YOUR OBJECTIVE -
Your answer must be every line below, repeated exactly.

SOURCE DATA -

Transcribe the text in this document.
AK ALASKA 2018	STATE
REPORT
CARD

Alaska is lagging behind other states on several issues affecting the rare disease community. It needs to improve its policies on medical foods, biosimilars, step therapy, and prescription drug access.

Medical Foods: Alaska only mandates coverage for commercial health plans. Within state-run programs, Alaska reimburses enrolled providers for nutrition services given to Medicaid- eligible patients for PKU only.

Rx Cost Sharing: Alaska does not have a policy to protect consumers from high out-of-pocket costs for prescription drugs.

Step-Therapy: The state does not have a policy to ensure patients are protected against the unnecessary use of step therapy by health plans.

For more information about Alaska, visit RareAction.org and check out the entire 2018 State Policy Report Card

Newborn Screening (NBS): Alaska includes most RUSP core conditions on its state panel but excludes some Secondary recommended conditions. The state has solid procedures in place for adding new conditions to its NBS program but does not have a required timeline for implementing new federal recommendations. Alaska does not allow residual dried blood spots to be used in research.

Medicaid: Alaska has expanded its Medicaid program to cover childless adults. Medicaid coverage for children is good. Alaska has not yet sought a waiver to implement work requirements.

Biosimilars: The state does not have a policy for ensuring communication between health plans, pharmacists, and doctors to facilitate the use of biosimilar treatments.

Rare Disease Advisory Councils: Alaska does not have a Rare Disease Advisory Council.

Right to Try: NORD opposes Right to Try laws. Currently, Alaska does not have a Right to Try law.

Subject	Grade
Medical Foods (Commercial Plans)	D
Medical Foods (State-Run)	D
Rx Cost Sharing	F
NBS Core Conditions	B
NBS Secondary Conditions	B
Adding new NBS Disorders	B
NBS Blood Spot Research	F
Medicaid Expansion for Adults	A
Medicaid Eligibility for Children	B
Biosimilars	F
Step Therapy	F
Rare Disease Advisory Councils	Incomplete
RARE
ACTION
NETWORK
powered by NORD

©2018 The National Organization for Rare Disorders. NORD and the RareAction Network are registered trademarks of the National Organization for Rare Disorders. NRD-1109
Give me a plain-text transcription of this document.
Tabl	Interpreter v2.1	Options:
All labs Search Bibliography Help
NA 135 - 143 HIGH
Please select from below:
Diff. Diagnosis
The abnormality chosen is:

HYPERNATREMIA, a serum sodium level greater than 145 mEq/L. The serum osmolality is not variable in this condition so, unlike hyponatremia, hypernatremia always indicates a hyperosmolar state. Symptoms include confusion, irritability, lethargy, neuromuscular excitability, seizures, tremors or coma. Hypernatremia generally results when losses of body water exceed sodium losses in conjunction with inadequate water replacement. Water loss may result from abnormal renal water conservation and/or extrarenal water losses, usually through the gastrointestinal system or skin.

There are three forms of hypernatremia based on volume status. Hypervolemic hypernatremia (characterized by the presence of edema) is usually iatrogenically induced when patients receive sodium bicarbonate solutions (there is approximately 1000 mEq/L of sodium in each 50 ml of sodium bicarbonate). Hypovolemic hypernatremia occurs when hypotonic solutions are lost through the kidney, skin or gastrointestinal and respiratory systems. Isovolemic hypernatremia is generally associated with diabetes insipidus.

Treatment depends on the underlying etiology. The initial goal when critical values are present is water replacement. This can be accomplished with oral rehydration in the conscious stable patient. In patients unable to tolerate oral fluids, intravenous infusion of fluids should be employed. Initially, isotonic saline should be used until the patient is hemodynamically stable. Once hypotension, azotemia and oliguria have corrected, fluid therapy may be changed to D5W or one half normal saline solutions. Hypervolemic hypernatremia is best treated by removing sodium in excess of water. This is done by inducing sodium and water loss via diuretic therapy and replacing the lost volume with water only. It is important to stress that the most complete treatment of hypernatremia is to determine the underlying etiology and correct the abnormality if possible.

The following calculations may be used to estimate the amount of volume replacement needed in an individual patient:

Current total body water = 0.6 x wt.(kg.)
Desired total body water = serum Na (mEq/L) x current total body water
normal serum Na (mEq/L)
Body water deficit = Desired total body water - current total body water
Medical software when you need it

EXERCISE RESULT -
Transcribe the text in this document.
AK ALASKA 2018	STATE
REPORT
CARD

Alaska is lagging behind other states on several issues affecting the rare disease community. It needs to improve its policies on medical foods, biosimilars, step therapy, and prescription drug access.

Medical Foods: Alaska only mandates coverage for commercial health plans. Within state-run programs, Alaska reimburses enrolled providers for nutrition services given to Medicaid- eligible patients for PKU only.

Rx Cost Sharing: Alaska does not have a policy to protect consumers from high out-of-pocket costs for prescription drugs.

Step-Therapy: The state does not have a policy to ensure patients are protected against the unnecessary use of step therapy by health plans.

For more information about Alaska, visit RareAction.org and check out the entire 2018 State Policy Report Card

Newborn Screening (NBS): Alaska includes most RUSP core conditions on its state panel but excludes some Secondary recommended conditions. The state has solid procedures in place for adding new conditions to its NBS program but does not have a required timeline for implementing new federal recommendations. Alaska does not allow residual dried blood spots to be used in research.

Medicaid: Alaska has expanded its Medicaid program to cover childless adults. Medicaid coverage for children is good. Alaska has not yet sought a waiver to implement work requirements.

Biosimilars: The state does not have a policy for ensuring communication between health plans, pharmacists, and doctors to facilitate the use of biosimilar treatments.

Rare Disease Advisory Councils: Alaska does not have a Rare Disease Advisory Council.

Right to Try: NORD opposes Right to Try laws. Currently, Alaska does not have a Right to Try law.

Subject	Grade
Medical Foods (Commercial Plans)	D
Medical Foods (State-Run)	D
Rx Cost Sharing	F
NBS Core Conditions	B
NBS Secondary Conditions	B
Adding new NBS Disorders	B
NBS Blood Spot Research	F
Medicaid Expansion for Adults	A
Medicaid Eligibility for Children	B
Biosimilars	F
Step Therapy	F
Rare Disease Advisory Councils	Incomplete
RARE
ACTION
NETWORK
powered by NORD

©2018 The National Organization for Rare Disorders. NORD and the RareAction Network are registered trademarks of the National Organization for Rare Disorders. NRD-1109
Give me a plain-text transcription of this document.
Tabl	Interpreter v2.1	Options:
All labs Search Bibliography Help
NA 135 - 143 HIGH
Please select from below:
Diff. Diagnosis
The abnormality chosen is:

HYPERNATREMIA, a serum sodium level greater than 145 mEq/L. The serum osmolality is not variable in this condition so, unlike hyponatremia, hypernatremia always indicates a hyperosmolar state. Symptoms include confusion, irritability, lethargy, neuromuscular excitability, seizures, tremors or coma. Hypernatremia generally results when losses of body water exceed sodium losses in conjunction with inadequate water replacement. Water loss may result from abnormal renal water conservation and/or extrarenal water losses, usually through the gastrointestinal system or skin.

There are three forms of hypernatremia based on volume status. Hypervolemic hypernatremia (characterized by the presence of edema) is usually iatrogenically induced when patients receive sodium bicarbonate solutions (there is approximately 1000 mEq/L of sodium in each 50 ml of sodium bicarbonate). Hypovolemic hypernatremia occurs when hypotonic solutions are lost through the kidney, skin or gastrointestinal and respiratory systems. Isovolemic hypernatremia is generally associated with diabetes insipidus.

Treatment depends on the underlying etiology. The initial goal when critical values are present is water replacement. This can be accomplished with oral rehydration in the conscious stable patient. In patients unable to tolerate oral fluids, intravenous infusion of fluids should be employed. Initially, isotonic saline should be used until the patient is hemodynamically stable. Once hypotension, azotemia and oliguria have corrected, fluid therapy may be changed to D5W or one half normal saline solutions. Hypervolemic hypernatremia is best treated by removing sodium in excess of water. This is done by inducing sodium and water loss via diuretic therapy and replacing the lost volume with water only. It is important to stress that the most complete treatment of hypernatremia is to determine the underlying etiology and correct the abnormality if possible.

The following calculations may be used to estimate the amount of volume replacement needed in an individual patient:

Current total body water = 0.6 x wt.(kg.)
Desired total body water = serum Na (mEq/L) x current total body water
normal serum Na (mEq/L)
Body water deficit = Desired total body water - current total body water
Medical software when you need it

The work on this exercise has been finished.